**WHAT IS REQUIRED:**
In the entries below, identify every line with the string "Monoallelic" and copy it.

═════ EXTRACTED RECORDS

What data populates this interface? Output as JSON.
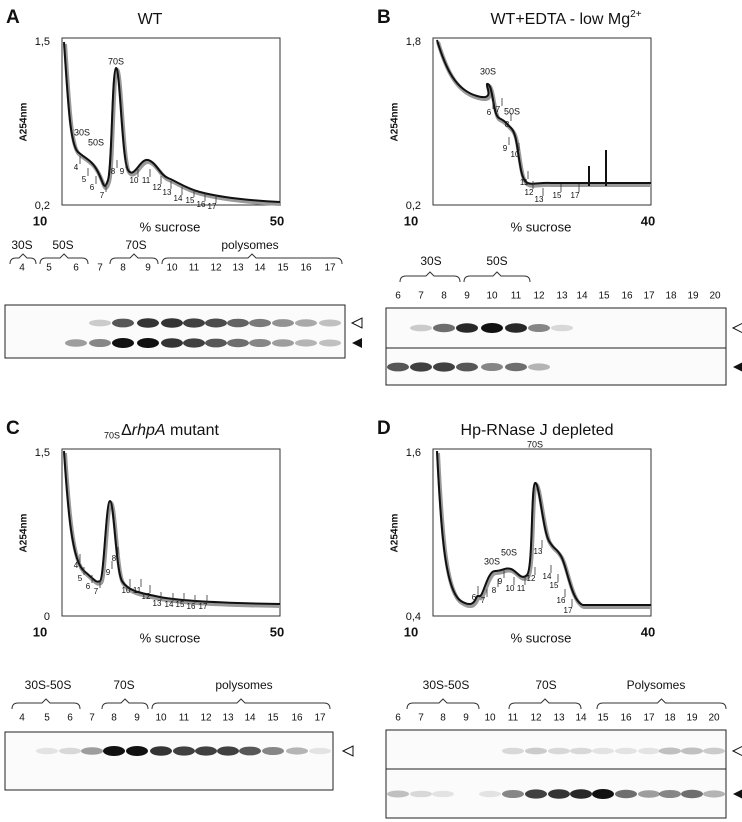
{
  "panels": [
    {
      "letter": "A",
      "title": [
        "WT"
      ],
      "y_label": "A254nm",
      "y_top": "1,5",
      "y_bottom": "0,2",
      "x_left": "10",
      "x_right": "50",
      "x_label": "% sucrose",
      "peaks": [
        "30S",
        "50S",
        "70S"
      ],
      "fractions": [
        "4",
        "5",
        "6",
        "7",
        "8",
        "9",
        "10",
        "11",
        "12",
        "13",
        "14",
        "15",
        "16",
        "17"
      ],
      "blot_groups": [
        "30S",
        "50S",
        "70S",
        "polysomes"
      ],
      "blot_fractions": [
        "4",
        "5",
        "6",
        "7",
        "8",
        "9",
        "10",
        "11",
        "12",
        "13",
        "14",
        "15",
        "16",
        "17"
      ]
    },
    {
      "letter": "B",
      "title": [
        "WT+EDTA - low Mg",
        "2+"
      ],
      "y_label": "A254nm",
      "y_top": "1,8",
      "y_bottom": "0,2",
      "x_left": "10",
      "x_right": "40",
      "x_label": "% sucrose",
      "peaks": [
        "30S",
        "50S"
      ],
      "fractions": [
        "6",
        "7",
        "8",
        "9",
        "10",
        "11",
        "12",
        "13",
        "15",
        "17"
      ],
      "blot_groups": [
        "30S",
        "50S"
      ],
      "blot_fractions": [
        "6",
        "7",
        "8",
        "9",
        "10",
        "11",
        "12",
        "13",
        "14",
        "15",
        "16",
        "17",
        "18",
        "19",
        "20"
      ]
    },
    {
      "letter": "C",
      "title": [
        "Δ",
        "rhpA",
        " mutant"
      ],
      "y_label": "A254nm",
      "y_top": "1,5",
      "y_bottom": "0",
      "x_left": "10",
      "x_right": "50",
      "x_label": "% sucrose",
      "peaks": [
        "70S"
      ],
      "fractions": [
        "4",
        "5",
        "6",
        "7",
        "8",
        "9",
        "10",
        "11",
        "12",
        "13",
        "14",
        "15",
        "16",
        "17"
      ],
      "blot_groups": [
        "30S-50S",
        "70S",
        "polysomes"
      ],
      "blot_fractions": [
        "4",
        "5",
        "6",
        "7",
        "8",
        "9",
        "10",
        "11",
        "12",
        "13",
        "14",
        "15",
        "16",
        "17"
      ]
    },
    {
      "letter": "D",
      "title": [
        "Hp-RNase J depleted"
      ],
      "y_label": "A254nm",
      "y_top": "1,6",
      "y_bottom": "0,4",
      "x_left": "10",
      "x_right": "40",
      "x_label": "% sucrose",
      "peaks": [
        "30S",
        "50S",
        "70S"
      ],
      "fractions": [
        "6",
        "7",
        "8",
        "9",
        "10",
        "11",
        "12",
        "13",
        "14",
        "15",
        "16",
        "17"
      ],
      "blot_groups": [
        "30S-50S",
        "70S",
        "Polysomes"
      ],
      "blot_fractions": [
        "6",
        "7",
        "8",
        "9",
        "10",
        "11",
        "12",
        "13",
        "14",
        "15",
        "16",
        "17",
        "18",
        "19",
        "20"
      ]
    }
  ]
}
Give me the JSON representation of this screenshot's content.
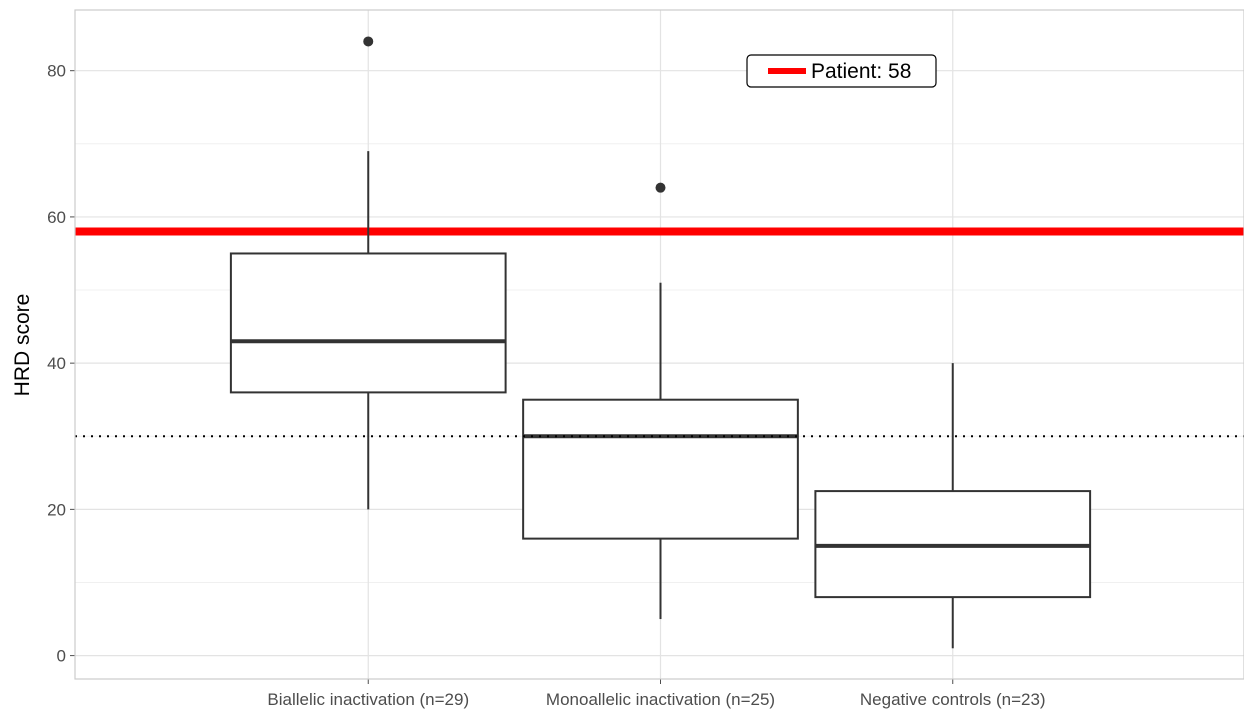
{
  "chart_data": {
    "type": "box",
    "ylabel": "HRD score",
    "xlabel": "",
    "ylim": [
      -3.2,
      88.3
    ],
    "y_ticks": [
      0,
      20,
      40,
      60,
      80
    ],
    "y_tick_labels": [
      "0",
      "20",
      "40",
      "60",
      "80"
    ],
    "grid": true,
    "categories": [
      "Biallelic inactivation (n=29)",
      "Monoallelic inactivation (n=25)",
      "Negative controls (n=23)"
    ],
    "boxes": [
      {
        "category": "Biallelic inactivation (n=29)",
        "whisker_low": 20,
        "q1": 36,
        "median": 43,
        "q3": 55,
        "whisker_high": 69,
        "outliers": [
          84
        ]
      },
      {
        "category": "Monoallelic inactivation (n=25)",
        "whisker_low": 5,
        "q1": 16,
        "median": 30,
        "q3": 35,
        "whisker_high": 51,
        "outliers": [
          64
        ]
      },
      {
        "category": "Negative controls (n=23)",
        "whisker_low": 1,
        "q1": 8,
        "median": 15,
        "q3": 22.5,
        "whisker_high": 40,
        "outliers": []
      }
    ],
    "reference_lines": [
      {
        "value": 58,
        "style": "solid",
        "color": "#ff0000",
        "label": "Patient: 58"
      },
      {
        "value": 30,
        "style": "dotted",
        "color": "#000000"
      }
    ],
    "legend": {
      "position": "top-center",
      "entries": [
        {
          "label": "Patient: 58",
          "color": "#ff0000"
        }
      ]
    }
  }
}
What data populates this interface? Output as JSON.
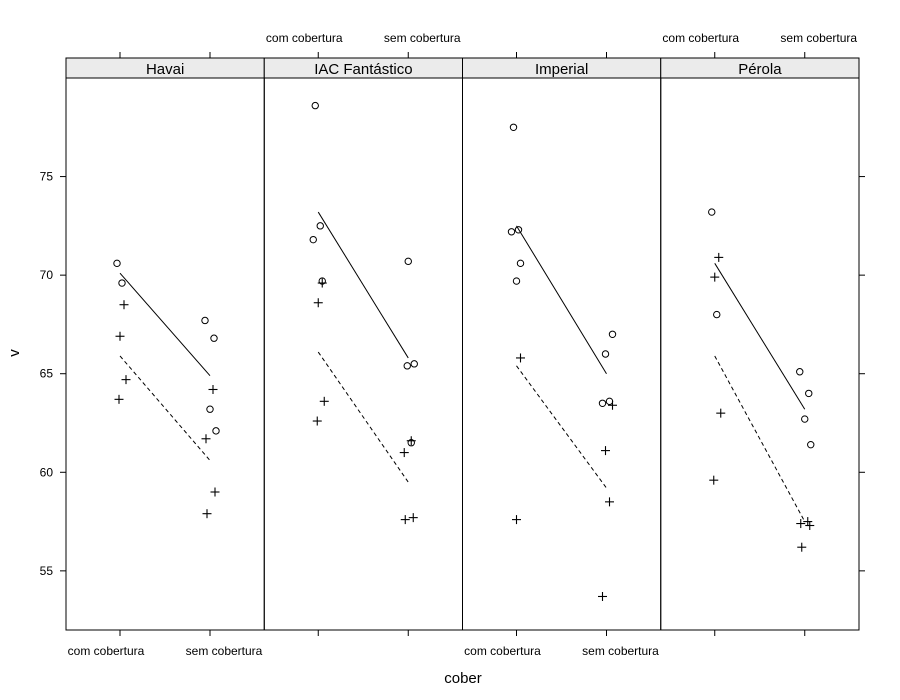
{
  "chart_data": {
    "type": "scatter",
    "layout": "lattice panels, 4 columns x 1 row",
    "xlabel": "cober",
    "ylabel": "v",
    "categories": [
      "com cobertura",
      "sem cobertura"
    ],
    "ylim": [
      52,
      80
    ],
    "yticks": [
      55,
      60,
      65,
      70,
      75
    ],
    "grid": false,
    "legend": "none",
    "panels": [
      {
        "name": "Havai",
        "series": [
          {
            "marker": "circle",
            "points": [
              [
                "com cobertura",
                70.6
              ],
              [
                "com cobertura",
                69.6
              ],
              [
                "sem cobertura",
                67.7
              ],
              [
                "sem cobertura",
                66.8
              ],
              [
                "sem cobertura",
                63.2
              ],
              [
                "sem cobertura",
                62.1
              ]
            ],
            "fit": [
              70.1,
              64.9
            ],
            "line": "solid"
          },
          {
            "marker": "plus",
            "points": [
              [
                "com cobertura",
                68.5
              ],
              [
                "com cobertura",
                66.9
              ],
              [
                "com cobertura",
                64.7
              ],
              [
                "com cobertura",
                63.7
              ],
              [
                "sem cobertura",
                64.2
              ],
              [
                "sem cobertura",
                61.7
              ],
              [
                "sem cobertura",
                59.0
              ],
              [
                "sem cobertura",
                57.9
              ]
            ],
            "fit": [
              65.9,
              60.6
            ],
            "line": "dashed"
          }
        ]
      },
      {
        "name": "IAC Fantástico",
        "series": [
          {
            "marker": "circle",
            "points": [
              [
                "com cobertura",
                78.6
              ],
              [
                "com cobertura",
                72.5
              ],
              [
                "com cobertura",
                71.8
              ],
              [
                "com cobertura",
                69.7
              ],
              [
                "sem cobertura",
                70.7
              ],
              [
                "sem cobertura",
                65.5
              ],
              [
                "sem cobertura",
                65.4
              ],
              [
                "sem cobertura",
                61.5
              ]
            ],
            "fit": [
              73.2,
              65.8
            ],
            "line": "solid"
          },
          {
            "marker": "plus",
            "points": [
              [
                "com cobertura",
                69.6
              ],
              [
                "com cobertura",
                68.6
              ],
              [
                "com cobertura",
                63.6
              ],
              [
                "com cobertura",
                62.6
              ],
              [
                "sem cobertura",
                61.6
              ],
              [
                "sem cobertura",
                61.0
              ],
              [
                "sem cobertura",
                57.7
              ],
              [
                "sem cobertura",
                57.6
              ]
            ],
            "fit": [
              66.1,
              59.5
            ],
            "line": "dashed"
          }
        ]
      },
      {
        "name": "Imperial",
        "series": [
          {
            "marker": "circle",
            "points": [
              [
                "com cobertura",
                77.5
              ],
              [
                "com cobertura",
                72.3
              ],
              [
                "com cobertura",
                72.2
              ],
              [
                "com cobertura",
                70.6
              ],
              [
                "com cobertura",
                69.7
              ],
              [
                "sem cobertura",
                67.0
              ],
              [
                "sem cobertura",
                66.0
              ],
              [
                "sem cobertura",
                63.6
              ],
              [
                "sem cobertura",
                63.5
              ]
            ],
            "fit": [
              72.5,
              65.0
            ],
            "line": "solid"
          },
          {
            "marker": "plus",
            "points": [
              [
                "com cobertura",
                65.8
              ],
              [
                "com cobertura",
                57.6
              ],
              [
                "sem cobertura",
                63.4
              ],
              [
                "sem cobertura",
                61.1
              ],
              [
                "sem cobertura",
                58.5
              ],
              [
                "sem cobertura",
                53.7
              ]
            ],
            "fit": [
              65.4,
              59.2
            ],
            "line": "dashed"
          }
        ]
      },
      {
        "name": "Pérola",
        "series": [
          {
            "marker": "circle",
            "points": [
              [
                "com cobertura",
                73.2
              ],
              [
                "com cobertura",
                68.0
              ],
              [
                "sem cobertura",
                65.1
              ],
              [
                "sem cobertura",
                64.0
              ],
              [
                "sem cobertura",
                62.7
              ],
              [
                "sem cobertura",
                61.4
              ]
            ],
            "fit": [
              70.6,
              63.2
            ],
            "line": "solid"
          },
          {
            "marker": "plus",
            "points": [
              [
                "com cobertura",
                70.9
              ],
              [
                "com cobertura",
                69.9
              ],
              [
                "com cobertura",
                63.0
              ],
              [
                "com cobertura",
                59.6
              ],
              [
                "sem cobertura",
                57.5
              ],
              [
                "sem cobertura",
                57.4
              ],
              [
                "sem cobertura",
                57.3
              ],
              [
                "sem cobertura",
                56.2
              ]
            ],
            "fit": [
              65.9,
              57.5
            ],
            "line": "dashed"
          }
        ]
      }
    ]
  }
}
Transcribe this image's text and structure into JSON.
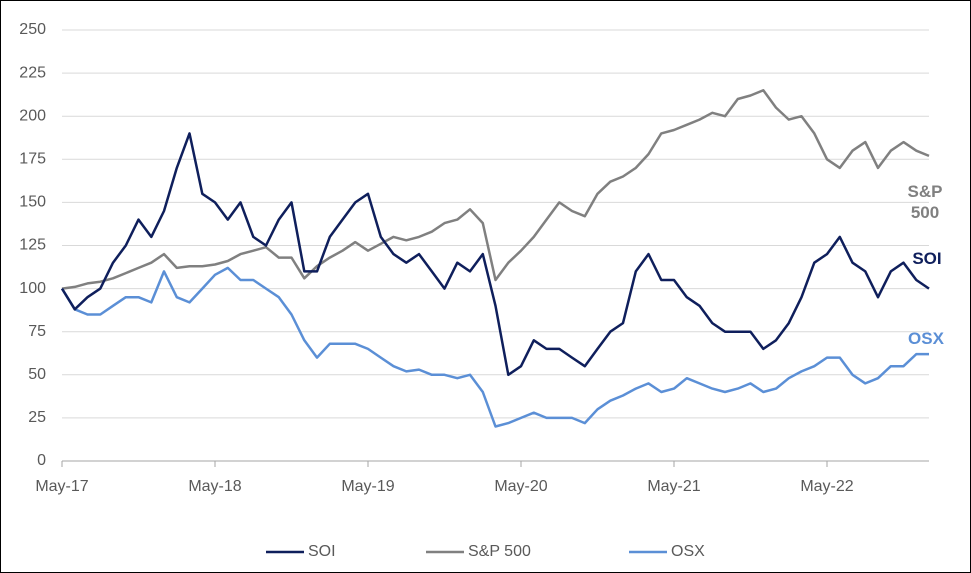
{
  "chart_data": {
    "type": "line",
    "categories": [
      "May-17",
      null,
      null,
      null,
      null,
      null,
      null,
      null,
      null,
      null,
      null,
      null,
      "May-18",
      null,
      null,
      null,
      null,
      null,
      null,
      null,
      null,
      null,
      null,
      null,
      "May-19",
      null,
      null,
      null,
      null,
      null,
      null,
      null,
      null,
      null,
      null,
      null,
      "May-20",
      null,
      null,
      null,
      null,
      null,
      null,
      null,
      null,
      null,
      null,
      null,
      "May-21",
      null,
      null,
      null,
      null,
      null,
      null,
      null,
      null,
      null,
      null,
      null,
      "May-22",
      null,
      null,
      null,
      null,
      null,
      null,
      null,
      null
    ],
    "series": [
      {
        "name": "SOI",
        "color": "#0f1f5c",
        "values": [
          100,
          88,
          95,
          100,
          115,
          125,
          140,
          130,
          145,
          170,
          190,
          155,
          150,
          140,
          150,
          130,
          125,
          140,
          150,
          110,
          110,
          130,
          140,
          150,
          155,
          130,
          120,
          115,
          120,
          110,
          100,
          115,
          110,
          120,
          90,
          50,
          55,
          70,
          65,
          65,
          60,
          55,
          65,
          75,
          80,
          110,
          120,
          105,
          105,
          95,
          90,
          80,
          75,
          75,
          75,
          65,
          70,
          80,
          95,
          115,
          120,
          130,
          115,
          110,
          95,
          110,
          115,
          105,
          100
        ]
      },
      {
        "name": "S&P 500",
        "color": "#808080",
        "values": [
          100,
          101,
          103,
          104,
          106,
          109,
          112,
          115,
          120,
          112,
          113,
          113,
          114,
          116,
          120,
          122,
          124,
          118,
          118,
          106,
          113,
          118,
          122,
          127,
          122,
          126,
          130,
          128,
          130,
          133,
          138,
          140,
          146,
          138,
          105,
          115,
          122,
          130,
          140,
          150,
          145,
          142,
          155,
          162,
          165,
          170,
          178,
          190,
          192,
          195,
          198,
          202,
          200,
          210,
          212,
          215,
          205,
          198,
          200,
          190,
          175,
          170,
          180,
          185,
          170,
          180,
          185,
          180,
          177
        ]
      },
      {
        "name": "OSX",
        "color": "#5b8fd6",
        "values": [
          100,
          88,
          85,
          85,
          90,
          95,
          95,
          92,
          110,
          95,
          92,
          100,
          108,
          112,
          105,
          105,
          100,
          95,
          85,
          70,
          60,
          68,
          68,
          68,
          65,
          60,
          55,
          52,
          53,
          50,
          50,
          48,
          50,
          40,
          20,
          22,
          25,
          28,
          25,
          25,
          25,
          22,
          30,
          35,
          38,
          42,
          45,
          40,
          42,
          48,
          45,
          42,
          40,
          42,
          45,
          40,
          42,
          48,
          52,
          55,
          60,
          60,
          50,
          45,
          48,
          55,
          55,
          62,
          62
        ]
      }
    ],
    "annotations": [
      {
        "text": "S&P 500",
        "color": "#808080"
      },
      {
        "text": "SOI",
        "color": "#0f1f5c"
      },
      {
        "text": "OSX",
        "color": "#5b8fd6"
      }
    ],
    "ylim": [
      0,
      250
    ],
    "yticks": [
      0,
      25,
      50,
      75,
      100,
      125,
      150,
      175,
      200,
      225,
      250
    ],
    "grid": true,
    "legend": "bottom"
  }
}
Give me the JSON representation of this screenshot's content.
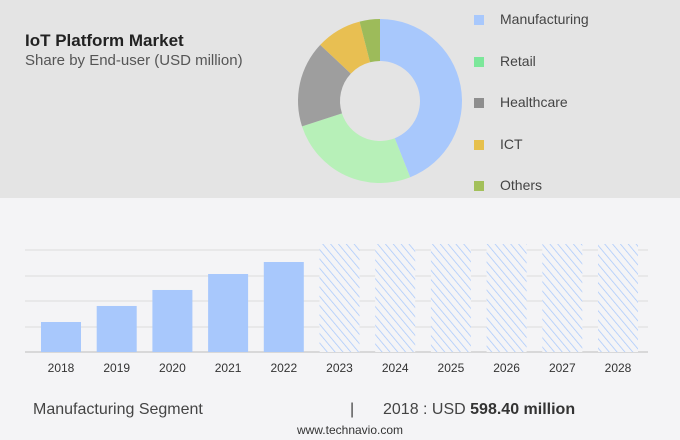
{
  "chart_data": [
    {
      "type": "pie",
      "title": "IoT Platform Market",
      "subtitle": "Share by End-user (USD million)",
      "donut": true,
      "categories": [
        "Manufacturing",
        "Retail",
        "Healthcare",
        "ICT",
        "Others"
      ],
      "values": [
        44,
        26,
        17,
        9,
        4
      ],
      "colors": [
        "#a8c8fc",
        "#b7f0b8",
        "#9e9e9e",
        "#e8bf52",
        "#9dbb5a"
      ],
      "legend_colors": [
        "#a8c8fc",
        "#7ce79a",
        "#8e8e8e",
        "#e6c04c",
        "#a3c05a"
      ],
      "legend_position": "right"
    },
    {
      "type": "bar",
      "categories": [
        "2018",
        "2019",
        "2020",
        "2021",
        "2022",
        "2023",
        "2024",
        "2025",
        "2026",
        "2027",
        "2028"
      ],
      "values": [
        598.4,
        918,
        1237,
        1556,
        1795,
        null,
        null,
        null,
        null,
        null,
        null
      ],
      "forecast": [
        "2023",
        "2024",
        "2025",
        "2026",
        "2027",
        "2028"
      ],
      "color": "#a8c8fc",
      "grid": true
    }
  ],
  "footer": {
    "segment": "Manufacturing Segment",
    "separator": "|",
    "year_label": "2018 : USD ",
    "value": "598.40 million",
    "website": "www.technavio.com"
  }
}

══════════

**THE ANSWER:**
      "Monoallelic inactivation (n=25)",
        "category": "Monoallelic inactivation (n=25)",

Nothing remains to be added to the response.